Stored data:
__________________________________________________
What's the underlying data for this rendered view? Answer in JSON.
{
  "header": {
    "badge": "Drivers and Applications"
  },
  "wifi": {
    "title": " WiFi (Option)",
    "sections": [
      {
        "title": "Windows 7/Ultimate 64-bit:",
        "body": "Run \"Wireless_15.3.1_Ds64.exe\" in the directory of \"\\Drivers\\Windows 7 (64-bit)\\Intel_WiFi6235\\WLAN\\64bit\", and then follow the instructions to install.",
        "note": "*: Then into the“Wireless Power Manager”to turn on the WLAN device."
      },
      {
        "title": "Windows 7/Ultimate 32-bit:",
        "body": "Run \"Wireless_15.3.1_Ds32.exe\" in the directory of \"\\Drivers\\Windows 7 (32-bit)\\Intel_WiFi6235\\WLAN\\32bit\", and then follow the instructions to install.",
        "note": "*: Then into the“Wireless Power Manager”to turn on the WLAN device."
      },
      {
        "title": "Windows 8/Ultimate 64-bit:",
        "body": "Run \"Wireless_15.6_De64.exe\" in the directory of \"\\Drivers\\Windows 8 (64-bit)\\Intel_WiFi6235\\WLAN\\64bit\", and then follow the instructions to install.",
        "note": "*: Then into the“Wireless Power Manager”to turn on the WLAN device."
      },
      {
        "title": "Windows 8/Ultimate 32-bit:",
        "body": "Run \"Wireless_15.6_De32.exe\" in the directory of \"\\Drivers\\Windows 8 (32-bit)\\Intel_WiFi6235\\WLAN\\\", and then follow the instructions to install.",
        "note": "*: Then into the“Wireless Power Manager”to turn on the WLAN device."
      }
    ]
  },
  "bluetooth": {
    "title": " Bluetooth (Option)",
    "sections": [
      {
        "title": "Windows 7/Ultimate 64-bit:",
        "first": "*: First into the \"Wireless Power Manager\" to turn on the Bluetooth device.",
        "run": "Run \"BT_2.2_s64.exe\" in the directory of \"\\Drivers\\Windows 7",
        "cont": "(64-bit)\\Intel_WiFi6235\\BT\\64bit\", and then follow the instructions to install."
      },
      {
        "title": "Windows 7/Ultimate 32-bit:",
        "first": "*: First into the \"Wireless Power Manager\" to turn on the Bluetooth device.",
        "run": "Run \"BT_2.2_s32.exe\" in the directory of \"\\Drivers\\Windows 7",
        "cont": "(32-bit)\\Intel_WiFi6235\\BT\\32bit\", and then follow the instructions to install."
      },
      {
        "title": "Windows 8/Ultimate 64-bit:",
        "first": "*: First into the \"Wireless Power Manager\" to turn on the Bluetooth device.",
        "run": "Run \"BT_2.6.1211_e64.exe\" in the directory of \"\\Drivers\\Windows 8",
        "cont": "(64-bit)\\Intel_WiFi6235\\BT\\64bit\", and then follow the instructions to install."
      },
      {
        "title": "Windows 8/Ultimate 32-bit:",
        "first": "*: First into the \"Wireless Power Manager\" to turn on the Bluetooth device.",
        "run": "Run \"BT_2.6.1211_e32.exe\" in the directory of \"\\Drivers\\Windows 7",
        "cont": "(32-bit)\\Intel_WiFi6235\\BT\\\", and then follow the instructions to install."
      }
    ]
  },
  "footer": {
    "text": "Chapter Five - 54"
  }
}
__________________________________________________
The task
Your task is to quote all of the data word for word.

Task output
What's the underlying data for this rendered view? Answer in JSON.
{
  "header": {
    "badge": "Drivers and Applications"
  },
  "wifi": {
    "title": " WiFi (Option)",
    "sections": [
      {
        "title": "Windows 7/Ultimate 64-bit:",
        "body": "Run \"Wireless_15.3.1_Ds64.exe\" in the directory of \"\\Drivers\\Windows 7 (64-bit)\\Intel_WiFi6235\\WLAN\\64bit\", and then follow the instructions to install.",
        "note": "*: Then into the“Wireless Power Manager”to turn on the WLAN device."
      },
      {
        "title": "Windows 7/Ultimate 32-bit:",
        "body": "Run \"Wireless_15.3.1_Ds32.exe\" in the directory of \"\\Drivers\\Windows 7 (32-bit)\\Intel_WiFi6235\\WLAN\\32bit\", and then follow the instructions to install.",
        "note": "*: Then into the“Wireless Power Manager”to turn on the WLAN device."
      },
      {
        "title": "Windows 8/Ultimate 64-bit:",
        "body": "Run \"Wireless_15.6_De64.exe\" in the directory of \"\\Drivers\\Windows 8 (64-bit)\\Intel_WiFi6235\\WLAN\\64bit\", and then follow the instructions to install.",
        "note": "*: Then into the“Wireless Power Manager”to turn on the WLAN device."
      },
      {
        "title": "Windows 8/Ultimate 32-bit:",
        "body": "Run \"Wireless_15.6_De32.exe\" in the directory of \"\\Drivers\\Windows 8 (32-bit)\\Intel_WiFi6235\\WLAN\\\", and then follow the instructions to install.",
        "note": "*: Then into the“Wireless Power Manager”to turn on the WLAN device."
      }
    ]
  },
  "bluetooth": {
    "title": " Bluetooth (Option)",
    "sections": [
      {
        "title": "Windows 7/Ultimate 64-bit:",
        "first": "*: First into the \"Wireless Power Manager\" to turn on the Bluetooth device.",
        "run": "Run \"BT_2.2_s64.exe\" in the directory of \"\\Drivers\\Windows 7",
        "cont": "(64-bit)\\Intel_WiFi6235\\BT\\64bit\", and then follow the instructions to install."
      },
      {
        "title": "Windows 7/Ultimate 32-bit:",
        "first": "*: First into the \"Wireless Power Manager\" to turn on the Bluetooth device.",
        "run": "Run \"BT_2.2_s32.exe\" in the directory of \"\\Drivers\\Windows 7",
        "cont": "(32-bit)\\Intel_WiFi6235\\BT\\32bit\", and then follow the instructions to install."
      },
      {
        "title": "Windows 8/Ultimate 64-bit:",
        "first": "*: First into the \"Wireless Power Manager\" to turn on the Bluetooth device.",
        "run": "Run \"BT_2.6.1211_e64.exe\" in the directory of \"\\Drivers\\Windows 8",
        "cont": "(64-bit)\\Intel_WiFi6235\\BT\\64bit\", and then follow the instructions to install."
      },
      {
        "title": "Windows 8/Ultimate 32-bit:",
        "first": "*: First into the \"Wireless Power Manager\" to turn on the Bluetooth device.",
        "run": "Run \"BT_2.6.1211_e32.exe\" in the directory of \"\\Drivers\\Windows 7",
        "cont": "(32-bit)\\Intel_WiFi6235\\BT\\\", and then follow the instructions to install."
      }
    ]
  },
  "footer": {
    "text": "Chapter Five - 54"
  }
}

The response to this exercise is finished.